_Aim of the exercise_:
Rewrite every line of the material below as a numbered list, leaving out any blank lines.

-=-=-=-=-

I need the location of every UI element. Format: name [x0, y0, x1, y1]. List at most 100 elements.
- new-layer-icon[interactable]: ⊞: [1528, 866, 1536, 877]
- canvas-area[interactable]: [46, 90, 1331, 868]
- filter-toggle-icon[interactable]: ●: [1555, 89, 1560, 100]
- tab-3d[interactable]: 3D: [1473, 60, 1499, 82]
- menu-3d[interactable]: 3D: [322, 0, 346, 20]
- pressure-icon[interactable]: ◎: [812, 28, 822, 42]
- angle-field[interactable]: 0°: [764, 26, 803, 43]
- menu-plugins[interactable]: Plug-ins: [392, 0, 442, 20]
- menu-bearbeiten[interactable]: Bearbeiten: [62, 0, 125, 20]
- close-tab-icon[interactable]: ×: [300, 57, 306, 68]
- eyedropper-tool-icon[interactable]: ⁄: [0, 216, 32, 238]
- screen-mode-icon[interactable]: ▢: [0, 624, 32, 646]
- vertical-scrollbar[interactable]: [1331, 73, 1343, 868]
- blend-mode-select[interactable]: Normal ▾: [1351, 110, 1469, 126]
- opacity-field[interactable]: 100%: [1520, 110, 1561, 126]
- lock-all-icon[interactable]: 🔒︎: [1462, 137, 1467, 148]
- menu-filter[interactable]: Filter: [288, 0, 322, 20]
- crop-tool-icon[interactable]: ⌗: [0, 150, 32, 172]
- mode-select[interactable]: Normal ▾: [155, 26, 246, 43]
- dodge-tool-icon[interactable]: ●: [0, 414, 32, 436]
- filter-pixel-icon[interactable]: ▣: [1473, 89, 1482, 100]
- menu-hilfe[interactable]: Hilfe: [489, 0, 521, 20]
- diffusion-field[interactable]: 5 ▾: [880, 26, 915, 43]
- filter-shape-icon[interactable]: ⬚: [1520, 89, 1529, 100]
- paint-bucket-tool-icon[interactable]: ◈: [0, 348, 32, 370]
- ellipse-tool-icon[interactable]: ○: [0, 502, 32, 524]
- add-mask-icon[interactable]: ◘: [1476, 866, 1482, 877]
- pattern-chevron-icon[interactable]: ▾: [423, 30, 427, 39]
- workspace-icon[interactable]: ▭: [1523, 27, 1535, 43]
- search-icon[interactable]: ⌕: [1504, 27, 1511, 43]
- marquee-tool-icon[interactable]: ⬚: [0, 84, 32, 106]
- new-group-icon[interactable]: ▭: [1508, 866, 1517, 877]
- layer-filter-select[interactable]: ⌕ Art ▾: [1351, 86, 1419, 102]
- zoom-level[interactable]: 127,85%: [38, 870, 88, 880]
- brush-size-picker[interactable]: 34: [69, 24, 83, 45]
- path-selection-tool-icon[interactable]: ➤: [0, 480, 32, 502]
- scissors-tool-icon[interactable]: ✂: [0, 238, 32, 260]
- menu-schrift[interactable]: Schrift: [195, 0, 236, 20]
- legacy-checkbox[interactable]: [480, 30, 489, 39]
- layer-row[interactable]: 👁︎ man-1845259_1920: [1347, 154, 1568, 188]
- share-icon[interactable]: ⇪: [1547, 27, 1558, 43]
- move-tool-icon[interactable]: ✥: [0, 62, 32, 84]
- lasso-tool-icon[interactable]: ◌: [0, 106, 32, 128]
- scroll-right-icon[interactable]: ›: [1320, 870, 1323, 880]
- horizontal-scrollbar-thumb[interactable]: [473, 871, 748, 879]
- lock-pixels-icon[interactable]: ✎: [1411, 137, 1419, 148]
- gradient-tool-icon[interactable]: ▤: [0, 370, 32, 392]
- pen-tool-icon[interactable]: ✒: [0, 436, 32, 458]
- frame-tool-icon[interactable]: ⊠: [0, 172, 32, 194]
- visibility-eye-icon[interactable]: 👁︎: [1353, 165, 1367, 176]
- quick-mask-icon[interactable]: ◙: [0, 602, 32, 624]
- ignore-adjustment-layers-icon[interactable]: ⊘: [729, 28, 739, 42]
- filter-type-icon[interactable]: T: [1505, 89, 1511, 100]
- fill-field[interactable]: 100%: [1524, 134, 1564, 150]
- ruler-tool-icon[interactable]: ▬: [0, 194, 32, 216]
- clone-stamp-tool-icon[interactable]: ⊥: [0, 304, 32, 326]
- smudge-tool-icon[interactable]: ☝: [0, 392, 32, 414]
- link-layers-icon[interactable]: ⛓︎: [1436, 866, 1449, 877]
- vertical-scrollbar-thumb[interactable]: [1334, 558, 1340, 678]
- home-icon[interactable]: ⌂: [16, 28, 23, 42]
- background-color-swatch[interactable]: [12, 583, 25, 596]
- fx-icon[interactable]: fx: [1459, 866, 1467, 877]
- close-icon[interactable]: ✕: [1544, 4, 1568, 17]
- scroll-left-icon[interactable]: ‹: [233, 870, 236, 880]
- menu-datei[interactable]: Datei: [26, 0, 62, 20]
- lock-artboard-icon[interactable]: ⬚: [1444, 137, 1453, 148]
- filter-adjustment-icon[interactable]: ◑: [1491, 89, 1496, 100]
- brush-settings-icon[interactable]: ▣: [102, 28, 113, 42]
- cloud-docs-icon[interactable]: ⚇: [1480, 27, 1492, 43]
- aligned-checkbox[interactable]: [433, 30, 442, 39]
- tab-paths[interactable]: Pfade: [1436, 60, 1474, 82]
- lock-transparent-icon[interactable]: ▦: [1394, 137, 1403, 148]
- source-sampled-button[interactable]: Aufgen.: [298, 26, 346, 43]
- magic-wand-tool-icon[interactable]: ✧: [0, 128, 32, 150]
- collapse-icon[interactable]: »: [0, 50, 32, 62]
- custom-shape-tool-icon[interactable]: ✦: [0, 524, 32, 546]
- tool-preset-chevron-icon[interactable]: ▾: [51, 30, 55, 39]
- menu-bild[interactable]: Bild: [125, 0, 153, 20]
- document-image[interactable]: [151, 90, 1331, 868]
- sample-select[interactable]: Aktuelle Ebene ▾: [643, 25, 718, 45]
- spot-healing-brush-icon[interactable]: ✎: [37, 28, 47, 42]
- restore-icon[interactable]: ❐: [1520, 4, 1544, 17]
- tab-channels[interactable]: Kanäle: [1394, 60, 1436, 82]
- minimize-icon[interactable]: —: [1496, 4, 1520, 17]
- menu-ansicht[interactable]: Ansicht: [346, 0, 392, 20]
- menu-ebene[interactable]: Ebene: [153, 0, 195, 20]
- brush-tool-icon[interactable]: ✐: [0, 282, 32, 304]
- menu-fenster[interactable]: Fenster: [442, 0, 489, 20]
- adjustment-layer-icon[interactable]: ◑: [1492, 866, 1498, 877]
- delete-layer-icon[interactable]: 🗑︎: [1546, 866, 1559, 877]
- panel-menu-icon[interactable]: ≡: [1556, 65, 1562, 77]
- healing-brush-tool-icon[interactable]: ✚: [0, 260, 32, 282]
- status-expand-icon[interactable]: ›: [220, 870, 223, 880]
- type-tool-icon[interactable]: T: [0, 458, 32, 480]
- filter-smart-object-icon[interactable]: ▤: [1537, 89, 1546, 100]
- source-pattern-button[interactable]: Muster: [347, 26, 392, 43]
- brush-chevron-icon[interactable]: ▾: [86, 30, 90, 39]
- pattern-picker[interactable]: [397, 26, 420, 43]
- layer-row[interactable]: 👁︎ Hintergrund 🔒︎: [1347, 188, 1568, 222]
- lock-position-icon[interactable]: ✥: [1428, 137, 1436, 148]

-=-=-=-=-

_Solution for this exercise_:
1. I need the location of every UI element. Format: name [x0, y0, x1, y1]. List at most 100 elements.
2. - new-layer-icon[interactable]: ⊞: [1528, 866, 1536, 877]
3. - canvas-area[interactable]: [46, 90, 1331, 868]
4. - filter-toggle-icon[interactable]: ●: [1555, 89, 1560, 100]
5. - tab-3d[interactable]: 3D: [1473, 60, 1499, 82]
6. - menu-3d[interactable]: 3D: [322, 0, 346, 20]
7. - pressure-icon[interactable]: ◎: [812, 28, 822, 42]
8. - angle-field[interactable]: 0°: [764, 26, 803, 43]
9. - menu-plugins[interactable]: Plug-ins: [392, 0, 442, 20]
10. - menu-bearbeiten[interactable]: Bearbeiten: [62, 0, 125, 20]
11. - close-tab-icon[interactable]: ×: [300, 57, 306, 68]
12. - eyedropper-tool-icon[interactable]: ⁄: [0, 216, 32, 238]
13. - screen-mode-icon[interactable]: ▢: [0, 624, 32, 646]
14. - vertical-scrollbar[interactable]: [1331, 73, 1343, 868]
15. - blend-mode-select[interactable]: Normal ▾: [1351, 110, 1469, 126]
16. - opacity-field[interactable]: 100%: [1520, 110, 1561, 126]
17. - lock-all-icon[interactable]: 🔒︎: [1462, 137, 1467, 148]
18. - menu-filter[interactable]: Filter: [288, 0, 322, 20]
19. - crop-tool-icon[interactable]: ⌗: [0, 150, 32, 172]
20. - mode-select[interactable]: Normal ▾: [155, 26, 246, 43]
21. - dodge-tool-icon[interactable]: ●: [0, 414, 32, 436]
22. - filter-pixel-icon[interactable]: ▣: [1473, 89, 1482, 100]
23. - menu-hilfe[interactable]: Hilfe: [489, 0, 521, 20]
24. - diffusion-field[interactable]: 5 ▾: [880, 26, 915, 43]
25. - filter-shape-icon[interactable]: ⬚: [1520, 89, 1529, 100]
26. - paint-bucket-tool-icon[interactable]: ◈: [0, 348, 32, 370]
27. - ellipse-tool-icon[interactable]: ○: [0, 502, 32, 524]
28. - add-mask-icon[interactable]: ◘: [1476, 866, 1482, 877]
29. - pattern-chevron-icon[interactable]: ▾: [423, 30, 427, 39]
30. - workspace-icon[interactable]: ▭: [1523, 27, 1535, 43]
31. - search-icon[interactable]: ⌕: [1504, 27, 1511, 43]
32. - marquee-tool-icon[interactable]: ⬚: [0, 84, 32, 106]
33. - new-group-icon[interactable]: ▭: [1508, 866, 1517, 877]
34. - layer-filter-select[interactable]: ⌕ Art ▾: [1351, 86, 1419, 102]
35. - zoom-level[interactable]: 127,85%: [38, 870, 88, 880]
36. - brush-size-picker[interactable]: 34: [69, 24, 83, 45]
37. - path-selection-tool-icon[interactable]: ➤: [0, 480, 32, 502]
38. - scissors-tool-icon[interactable]: ✂: [0, 238, 32, 260]
39. - menu-schrift[interactable]: Schrift: [195, 0, 236, 20]
40. - legacy-checkbox[interactable]: [480, 30, 489, 39]
41. - layer-row[interactable]: 👁︎ man-1845259_1920: [1347, 154, 1568, 188]
42. - share-icon[interactable]: ⇪: [1547, 27, 1558, 43]
43. - move-tool-icon[interactable]: ✥: [0, 62, 32, 84]
44. - lasso-tool-icon[interactable]: ◌: [0, 106, 32, 128]
45. - scroll-right-icon[interactable]: ›: [1320, 870, 1323, 880]
46. - horizontal-scrollbar-thumb[interactable]: [473, 871, 748, 879]
47. - lock-pixels-icon[interactable]: ✎: [1411, 137, 1419, 148]
48. - gradient-tool-icon[interactable]: ▤: [0, 370, 32, 392]
49. - pen-tool-icon[interactable]: ✒: [0, 436, 32, 458]
50. - frame-tool-icon[interactable]: ⊠: [0, 172, 32, 194]
51. - visibility-eye-icon[interactable]: 👁︎: [1353, 165, 1367, 176]
52. - quick-mask-icon[interactable]: ◙: [0, 602, 32, 624]
53. - ignore-adjustment-layers-icon[interactable]: ⊘: [729, 28, 739, 42]
54. - filter-type-icon[interactable]: T: [1505, 89, 1511, 100]
55. - fill-field[interactable]: 100%: [1524, 134, 1564, 150]
56. - ruler-tool-icon[interactable]: ▬: [0, 194, 32, 216]
57. - clone-stamp-tool-icon[interactable]: ⊥: [0, 304, 32, 326]
58. - smudge-tool-icon[interactable]: ☝: [0, 392, 32, 414]
59. - link-layers-icon[interactable]: ⛓︎: [1436, 866, 1449, 877]
60. - vertical-scrollbar-thumb[interactable]: [1334, 558, 1340, 678]
61. - home-icon[interactable]: ⌂: [16, 28, 23, 42]
62. - background-color-swatch[interactable]: [12, 583, 25, 596]
63. - fx-icon[interactable]: fx: [1459, 866, 1467, 877]
64. - close-icon[interactable]: ✕: [1544, 4, 1568, 17]
65. - scroll-left-icon[interactable]: ‹: [233, 870, 236, 880]
66. - menu-datei[interactable]: Datei: [26, 0, 62, 20]
67. - lock-artboard-icon[interactable]: ⬚: [1444, 137, 1453, 148]
68. - filter-adjustment-icon[interactable]: ◑: [1491, 89, 1496, 100]
69. - brush-settings-icon[interactable]: ▣: [102, 28, 113, 42]
70. - cloud-docs-icon[interactable]: ⚇: [1480, 27, 1492, 43]
71. - aligned-checkbox[interactable]: [433, 30, 442, 39]
72. - tab-paths[interactable]: Pfade: [1436, 60, 1474, 82]
73. - lock-transparent-icon[interactable]: ▦: [1394, 137, 1403, 148]
74. - source-sampled-button[interactable]: Aufgen.: [298, 26, 346, 43]
75. - magic-wand-tool-icon[interactable]: ✧: [0, 128, 32, 150]
76. - collapse-icon[interactable]: »: [0, 50, 32, 62]
77. - custom-shape-tool-icon[interactable]: ✦: [0, 524, 32, 546]
78. - tool-preset-chevron-icon[interactable]: ▾: [51, 30, 55, 39]
79. - menu-bild[interactable]: Bild: [125, 0, 153, 20]
80. - document-image[interactable]: [151, 90, 1331, 868]
81. - sample-select[interactable]: Aktuelle Ebene ▾: [643, 25, 718, 45]
82. - spot-healing-brush-icon[interactable]: ✎: [37, 28, 47, 42]
83. - restore-icon[interactable]: ❐: [1520, 4, 1544, 17]
84. - tab-channels[interactable]: Kanäle: [1394, 60, 1436, 82]
85. - minimize-icon[interactable]: —: [1496, 4, 1520, 17]
86. - menu-ansicht[interactable]: Ansicht: [346, 0, 392, 20]
87. - menu-ebene[interactable]: Ebene: [153, 0, 195, 20]
88. - brush-tool-icon[interactable]: ✐: [0, 282, 32, 304]
89. - menu-fenster[interactable]: Fenster: [442, 0, 489, 20]
90. - adjustment-layer-icon[interactable]: ◑: [1492, 866, 1498, 877]
91. - delete-layer-icon[interactable]: 🗑︎: [1546, 866, 1559, 877]
92. - panel-menu-icon[interactable]: ≡: [1556, 65, 1562, 77]
93. - healing-brush-tool-icon[interactable]: ✚: [0, 260, 32, 282]
94. - status-expand-icon[interactable]: ›: [220, 870, 223, 880]
95. - type-tool-icon[interactable]: T: [0, 458, 32, 480]
96. - filter-smart-object-icon[interactable]: ▤: [1537, 89, 1546, 100]
97. - source-pattern-button[interactable]: Muster: [347, 26, 392, 43]
98. - brush-chevron-icon[interactable]: ▾: [86, 30, 90, 39]
99. - pattern-picker[interactable]: [397, 26, 420, 43]
100. - layer-row[interactable]: 👁︎ Hintergrund 🔒︎: [1347, 188, 1568, 222]
101. - lock-position-icon[interactable]: ✥: [1428, 137, 1436, 148]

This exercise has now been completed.